Only a number is wanted: how many lines in the listing contain the word "lado"?

Dataset excerpts start

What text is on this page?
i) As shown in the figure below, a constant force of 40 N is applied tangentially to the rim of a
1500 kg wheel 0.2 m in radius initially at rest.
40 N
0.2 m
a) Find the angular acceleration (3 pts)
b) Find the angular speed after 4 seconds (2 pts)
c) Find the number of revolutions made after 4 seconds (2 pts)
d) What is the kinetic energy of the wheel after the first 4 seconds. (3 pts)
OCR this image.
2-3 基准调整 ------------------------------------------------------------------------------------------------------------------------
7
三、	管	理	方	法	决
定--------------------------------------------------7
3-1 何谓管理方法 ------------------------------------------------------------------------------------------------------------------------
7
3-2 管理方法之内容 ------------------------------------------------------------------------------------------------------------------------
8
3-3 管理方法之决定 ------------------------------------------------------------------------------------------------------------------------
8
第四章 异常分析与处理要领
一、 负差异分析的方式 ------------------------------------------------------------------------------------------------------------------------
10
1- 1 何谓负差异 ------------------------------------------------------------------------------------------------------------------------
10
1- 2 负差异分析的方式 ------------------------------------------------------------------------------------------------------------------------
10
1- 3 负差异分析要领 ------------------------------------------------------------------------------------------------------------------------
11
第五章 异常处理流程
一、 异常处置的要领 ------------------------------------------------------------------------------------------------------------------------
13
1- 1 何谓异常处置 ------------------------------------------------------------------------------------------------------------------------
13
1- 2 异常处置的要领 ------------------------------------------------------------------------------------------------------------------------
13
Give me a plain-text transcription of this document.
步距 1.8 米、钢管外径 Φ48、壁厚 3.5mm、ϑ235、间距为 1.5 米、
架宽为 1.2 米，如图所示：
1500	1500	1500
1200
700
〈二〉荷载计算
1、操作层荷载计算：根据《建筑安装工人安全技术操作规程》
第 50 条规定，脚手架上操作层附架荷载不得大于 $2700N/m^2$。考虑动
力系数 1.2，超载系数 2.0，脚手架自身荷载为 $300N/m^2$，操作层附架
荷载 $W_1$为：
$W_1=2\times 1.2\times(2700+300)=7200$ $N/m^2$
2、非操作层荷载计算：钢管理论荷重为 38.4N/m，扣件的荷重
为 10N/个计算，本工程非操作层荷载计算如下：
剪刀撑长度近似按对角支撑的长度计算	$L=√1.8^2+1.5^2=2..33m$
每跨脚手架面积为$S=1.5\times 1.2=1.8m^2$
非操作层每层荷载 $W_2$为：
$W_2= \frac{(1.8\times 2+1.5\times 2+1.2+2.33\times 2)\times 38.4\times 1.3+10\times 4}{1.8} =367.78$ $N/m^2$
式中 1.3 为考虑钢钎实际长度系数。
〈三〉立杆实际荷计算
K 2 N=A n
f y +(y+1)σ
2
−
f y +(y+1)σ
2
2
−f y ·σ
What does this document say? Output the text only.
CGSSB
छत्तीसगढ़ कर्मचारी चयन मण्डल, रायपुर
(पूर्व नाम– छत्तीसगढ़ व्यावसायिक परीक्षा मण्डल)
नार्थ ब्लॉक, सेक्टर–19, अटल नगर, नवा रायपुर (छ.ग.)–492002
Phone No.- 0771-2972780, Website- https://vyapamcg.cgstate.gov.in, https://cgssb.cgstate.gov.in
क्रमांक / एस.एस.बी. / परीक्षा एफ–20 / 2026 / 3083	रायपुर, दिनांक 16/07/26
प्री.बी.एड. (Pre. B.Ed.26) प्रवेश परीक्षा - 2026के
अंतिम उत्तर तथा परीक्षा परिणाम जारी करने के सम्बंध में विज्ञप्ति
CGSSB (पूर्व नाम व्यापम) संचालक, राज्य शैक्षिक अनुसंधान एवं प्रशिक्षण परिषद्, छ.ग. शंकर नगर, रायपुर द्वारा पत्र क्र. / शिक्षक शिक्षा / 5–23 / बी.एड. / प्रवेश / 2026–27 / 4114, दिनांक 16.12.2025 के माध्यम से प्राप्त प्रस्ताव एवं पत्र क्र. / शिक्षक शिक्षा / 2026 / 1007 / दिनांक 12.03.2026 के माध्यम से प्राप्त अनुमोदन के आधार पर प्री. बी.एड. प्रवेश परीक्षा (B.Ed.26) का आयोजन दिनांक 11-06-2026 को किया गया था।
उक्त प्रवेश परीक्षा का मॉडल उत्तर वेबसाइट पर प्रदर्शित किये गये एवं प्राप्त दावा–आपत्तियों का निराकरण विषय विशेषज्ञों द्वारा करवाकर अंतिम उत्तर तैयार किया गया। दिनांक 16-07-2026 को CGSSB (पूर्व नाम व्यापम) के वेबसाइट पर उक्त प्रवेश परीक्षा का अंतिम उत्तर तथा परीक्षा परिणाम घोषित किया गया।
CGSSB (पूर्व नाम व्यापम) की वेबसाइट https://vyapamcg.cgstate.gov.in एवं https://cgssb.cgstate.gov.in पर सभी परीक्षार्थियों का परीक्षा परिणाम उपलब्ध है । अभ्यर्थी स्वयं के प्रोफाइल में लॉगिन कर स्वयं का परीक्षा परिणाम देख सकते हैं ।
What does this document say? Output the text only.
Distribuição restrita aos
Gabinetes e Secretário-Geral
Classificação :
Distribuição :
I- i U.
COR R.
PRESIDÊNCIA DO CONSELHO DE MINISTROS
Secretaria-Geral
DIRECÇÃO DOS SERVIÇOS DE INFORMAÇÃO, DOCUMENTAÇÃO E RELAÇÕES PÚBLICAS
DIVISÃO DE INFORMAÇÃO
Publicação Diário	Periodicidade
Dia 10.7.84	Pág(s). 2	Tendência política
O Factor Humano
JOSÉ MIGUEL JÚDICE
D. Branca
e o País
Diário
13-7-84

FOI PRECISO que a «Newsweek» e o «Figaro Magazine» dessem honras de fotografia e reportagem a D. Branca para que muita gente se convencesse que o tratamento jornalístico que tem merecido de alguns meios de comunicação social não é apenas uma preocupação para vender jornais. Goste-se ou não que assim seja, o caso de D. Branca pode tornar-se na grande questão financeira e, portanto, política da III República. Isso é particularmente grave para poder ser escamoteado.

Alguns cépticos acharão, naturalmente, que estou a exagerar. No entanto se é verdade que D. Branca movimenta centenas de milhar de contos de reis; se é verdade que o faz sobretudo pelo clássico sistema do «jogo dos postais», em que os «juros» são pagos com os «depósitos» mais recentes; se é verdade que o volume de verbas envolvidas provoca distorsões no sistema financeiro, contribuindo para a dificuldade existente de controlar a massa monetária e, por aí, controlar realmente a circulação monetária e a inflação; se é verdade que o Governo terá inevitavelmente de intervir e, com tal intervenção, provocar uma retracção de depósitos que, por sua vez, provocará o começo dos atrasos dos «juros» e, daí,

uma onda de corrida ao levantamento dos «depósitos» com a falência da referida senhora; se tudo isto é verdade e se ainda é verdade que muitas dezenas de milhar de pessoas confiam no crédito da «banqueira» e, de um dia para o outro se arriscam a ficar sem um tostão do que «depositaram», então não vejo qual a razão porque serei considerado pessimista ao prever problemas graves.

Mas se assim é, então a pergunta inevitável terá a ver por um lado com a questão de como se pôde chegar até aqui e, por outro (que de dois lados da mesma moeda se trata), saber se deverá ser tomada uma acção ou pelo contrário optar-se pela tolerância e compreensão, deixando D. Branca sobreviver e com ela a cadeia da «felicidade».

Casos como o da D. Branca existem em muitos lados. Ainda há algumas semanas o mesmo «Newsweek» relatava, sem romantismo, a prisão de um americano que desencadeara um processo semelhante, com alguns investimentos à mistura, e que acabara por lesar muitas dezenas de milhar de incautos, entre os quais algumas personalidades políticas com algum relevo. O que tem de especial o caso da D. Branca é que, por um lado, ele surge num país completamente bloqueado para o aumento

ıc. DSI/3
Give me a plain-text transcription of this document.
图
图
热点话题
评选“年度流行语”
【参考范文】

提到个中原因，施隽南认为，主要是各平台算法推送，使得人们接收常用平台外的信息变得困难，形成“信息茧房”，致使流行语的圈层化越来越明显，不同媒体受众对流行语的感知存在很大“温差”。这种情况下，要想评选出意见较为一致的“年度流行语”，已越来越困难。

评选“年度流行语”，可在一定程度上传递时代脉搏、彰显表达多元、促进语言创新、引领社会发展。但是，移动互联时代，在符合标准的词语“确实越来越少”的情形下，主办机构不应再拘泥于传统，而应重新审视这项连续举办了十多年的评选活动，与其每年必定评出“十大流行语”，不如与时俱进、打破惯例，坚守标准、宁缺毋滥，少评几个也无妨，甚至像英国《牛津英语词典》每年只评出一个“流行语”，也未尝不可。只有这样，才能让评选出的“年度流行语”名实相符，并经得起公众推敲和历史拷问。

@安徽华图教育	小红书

Dataset excerpts end

■ Problem solution
2